Copy every record below exactly.

### Source data
^^^^^^^^

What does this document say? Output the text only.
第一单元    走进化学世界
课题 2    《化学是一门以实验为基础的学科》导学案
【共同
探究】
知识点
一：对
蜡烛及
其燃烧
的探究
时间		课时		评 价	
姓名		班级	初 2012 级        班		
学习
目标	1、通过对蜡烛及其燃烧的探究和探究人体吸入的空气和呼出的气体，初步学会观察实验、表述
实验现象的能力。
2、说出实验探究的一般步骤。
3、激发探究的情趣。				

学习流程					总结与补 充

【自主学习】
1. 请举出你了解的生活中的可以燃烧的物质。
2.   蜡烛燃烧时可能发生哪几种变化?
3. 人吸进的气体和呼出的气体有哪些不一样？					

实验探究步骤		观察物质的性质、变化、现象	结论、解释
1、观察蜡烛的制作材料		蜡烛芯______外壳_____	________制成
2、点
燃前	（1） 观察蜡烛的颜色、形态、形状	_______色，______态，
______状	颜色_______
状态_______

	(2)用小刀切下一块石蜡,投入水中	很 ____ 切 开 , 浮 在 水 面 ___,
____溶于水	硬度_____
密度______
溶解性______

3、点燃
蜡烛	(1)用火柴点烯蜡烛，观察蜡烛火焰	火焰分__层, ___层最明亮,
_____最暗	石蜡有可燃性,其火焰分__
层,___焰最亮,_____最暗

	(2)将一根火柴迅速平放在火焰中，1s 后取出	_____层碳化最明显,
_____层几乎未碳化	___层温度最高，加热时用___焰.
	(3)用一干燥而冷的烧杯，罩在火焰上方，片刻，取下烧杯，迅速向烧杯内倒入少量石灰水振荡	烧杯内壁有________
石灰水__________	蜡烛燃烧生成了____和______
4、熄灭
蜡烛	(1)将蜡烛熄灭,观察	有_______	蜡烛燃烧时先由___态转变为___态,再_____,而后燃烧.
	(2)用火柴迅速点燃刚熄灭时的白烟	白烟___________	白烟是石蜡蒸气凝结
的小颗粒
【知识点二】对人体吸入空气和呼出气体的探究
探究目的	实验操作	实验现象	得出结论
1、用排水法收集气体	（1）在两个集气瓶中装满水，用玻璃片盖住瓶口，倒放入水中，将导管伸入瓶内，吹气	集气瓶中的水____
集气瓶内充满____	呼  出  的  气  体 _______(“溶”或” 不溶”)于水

^^^^^^^^

### Result of the exercise
What does this document say? Output the text only.
第一单元    走进化学世界
课题 2    《化学是一门以实验为基础的学科》导学案
【共同
探究】
知识点
一：对
蜡烛及
其燃烧
的探究
时间		课时		评 价	
姓名		班级	初 2012 级        班		
学习
目标	1、通过对蜡烛及其燃烧的探究和探究人体吸入的空气和呼出的气体，初步学会观察实验、表述
实验现象的能力。
2、说出实验探究的一般步骤。
3、激发探究的情趣。				

学习流程					总结与补 充

【自主学习】
1. 请举出你了解的生活中的可以燃烧的物质。
2.   蜡烛燃烧时可能发生哪几种变化?
3. 人吸进的气体和呼出的气体有哪些不一样？					

实验探究步骤		观察物质的性质、变化、现象	结论、解释
1、观察蜡烛的制作材料		蜡烛芯______外壳_____	________制成
2、点
燃前	（1） 观察蜡烛的颜色、形态、形状	_______色，______态，
______状	颜色_______
状态_______

	(2)用小刀切下一块石蜡,投入水中	很 ____ 切 开 , 浮 在 水 面 ___,
____溶于水	硬度_____
密度______
溶解性______

3、点燃
蜡烛	(1)用火柴点烯蜡烛，观察蜡烛火焰	火焰分__层, ___层最明亮,
_____最暗	石蜡有可燃性,其火焰分__
层,___焰最亮,_____最暗

	(2)将一根火柴迅速平放在火焰中，1s 后取出	_____层碳化最明显,
_____层几乎未碳化	___层温度最高，加热时用___焰.
	(3)用一干燥而冷的烧杯，罩在火焰上方，片刻，取下烧杯，迅速向烧杯内倒入少量石灰水振荡	烧杯内壁有________
石灰水__________	蜡烛燃烧生成了____和______
4、熄灭
蜡烛	(1)将蜡烛熄灭,观察	有_______	蜡烛燃烧时先由___态转变为___态,再_____,而后燃烧.
	(2)用火柴迅速点燃刚熄灭时的白烟	白烟___________	白烟是石蜡蒸气凝结
的小颗粒
【知识点二】对人体吸入空气和呼出气体的探究
探究目的	实验操作	实验现象	得出结论
1、用排水法收集气体	（1）在两个集气瓶中装满水，用玻璃片盖住瓶口，倒放入水中，将导管伸入瓶内，吹气	集气瓶中的水____
集气瓶内充满____	呼  出  的  气  体 _______(“溶”或” 不溶”)于水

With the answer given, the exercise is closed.